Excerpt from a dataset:

-=-=-

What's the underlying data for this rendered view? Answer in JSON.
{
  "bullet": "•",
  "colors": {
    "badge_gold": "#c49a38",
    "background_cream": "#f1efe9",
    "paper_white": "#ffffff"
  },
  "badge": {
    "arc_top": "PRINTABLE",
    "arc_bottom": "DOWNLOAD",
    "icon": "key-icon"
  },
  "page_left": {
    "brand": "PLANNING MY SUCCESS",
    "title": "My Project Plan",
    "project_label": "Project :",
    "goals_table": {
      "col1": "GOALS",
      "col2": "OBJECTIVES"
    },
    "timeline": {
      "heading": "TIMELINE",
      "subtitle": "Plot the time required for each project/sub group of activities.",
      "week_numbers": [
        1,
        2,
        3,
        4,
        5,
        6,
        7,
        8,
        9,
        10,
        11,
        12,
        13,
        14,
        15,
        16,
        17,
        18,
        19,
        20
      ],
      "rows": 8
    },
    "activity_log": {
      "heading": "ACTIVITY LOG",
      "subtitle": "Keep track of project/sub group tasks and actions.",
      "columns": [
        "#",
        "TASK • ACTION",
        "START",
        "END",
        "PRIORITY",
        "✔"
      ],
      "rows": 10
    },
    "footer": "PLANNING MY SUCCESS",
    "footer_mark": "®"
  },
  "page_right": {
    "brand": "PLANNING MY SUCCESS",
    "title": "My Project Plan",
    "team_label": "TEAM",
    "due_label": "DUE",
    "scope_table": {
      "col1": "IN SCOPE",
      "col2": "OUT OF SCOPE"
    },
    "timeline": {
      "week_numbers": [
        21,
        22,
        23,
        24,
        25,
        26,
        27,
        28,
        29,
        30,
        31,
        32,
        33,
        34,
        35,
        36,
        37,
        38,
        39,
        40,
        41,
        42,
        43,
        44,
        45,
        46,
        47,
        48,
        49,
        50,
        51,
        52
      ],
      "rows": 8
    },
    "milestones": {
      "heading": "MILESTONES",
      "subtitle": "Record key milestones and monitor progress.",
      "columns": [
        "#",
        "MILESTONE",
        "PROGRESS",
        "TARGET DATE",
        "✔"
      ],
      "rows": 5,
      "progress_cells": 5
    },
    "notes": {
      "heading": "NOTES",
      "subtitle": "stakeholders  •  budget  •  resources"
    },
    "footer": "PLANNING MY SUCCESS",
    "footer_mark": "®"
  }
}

-=-=-

Set exercise:
Extract all lines as given.

Task response:
What's the underlying data for this rendered view? Answer in JSON.
{
  "bullet": "•",
  "colors": {
    "badge_gold": "#c49a38",
    "background_cream": "#f1efe9",
    "paper_white": "#ffffff"
  },
  "badge": {
    "arc_top": "PRINTABLE",
    "arc_bottom": "DOWNLOAD",
    "icon": "key-icon"
  },
  "page_left": {
    "brand": "PLANNING MY SUCCESS",
    "title": "My Project Plan",
    "project_label": "Project :",
    "goals_table": {
      "col1": "GOALS",
      "col2": "OBJECTIVES"
    },
    "timeline": {
      "heading": "TIMELINE",
      "subtitle": "Plot the time required for each project/sub group of activities.",
      "week_numbers": [
        1,
        2,
        3,
        4,
        5,
        6,
        7,
        8,
        9,
        10,
        11,
        12,
        13,
        14,
        15,
        16,
        17,
        18,
        19,
        20
      ],
      "rows": 8
    },
    "activity_log": {
      "heading": "ACTIVITY LOG",
      "subtitle": "Keep track of project/sub group tasks and actions.",
      "columns": [
        "#",
        "TASK • ACTION",
        "START",
        "END",
        "PRIORITY",
        "✔"
      ],
      "rows": 10
    },
    "footer": "PLANNING MY SUCCESS",
    "footer_mark": "®"
  },
  "page_right": {
    "brand": "PLANNING MY SUCCESS",
    "title": "My Project Plan",
    "team_label": "TEAM",
    "due_label": "DUE",
    "scope_table": {
      "col1": "IN SCOPE",
      "col2": "OUT OF SCOPE"
    },
    "timeline": {
      "week_numbers": [
        21,
        22,
        23,
        24,
        25,
        26,
        27,
        28,
        29,
        30,
        31,
        32,
        33,
        34,
        35,
        36,
        37,
        38,
        39,
        40,
        41,
        42,
        43,
        44,
        45,
        46,
        47,
        48,
        49,
        50,
        51,
        52
      ],
      "rows": 8
    },
    "milestones": {
      "heading": "MILESTONES",
      "subtitle": "Record key milestones and monitor progress.",
      "columns": [
        "#",
        "MILESTONE",
        "PROGRESS",
        "TARGET DATE",
        "✔"
      ],
      "rows": 5,
      "progress_cells": 5
    },
    "notes": {
      "heading": "NOTES",
      "subtitle": "stakeholders  •  budget  •  resources"
    },
    "footer": "PLANNING MY SUCCESS",
    "footer_mark": "®"
  }
}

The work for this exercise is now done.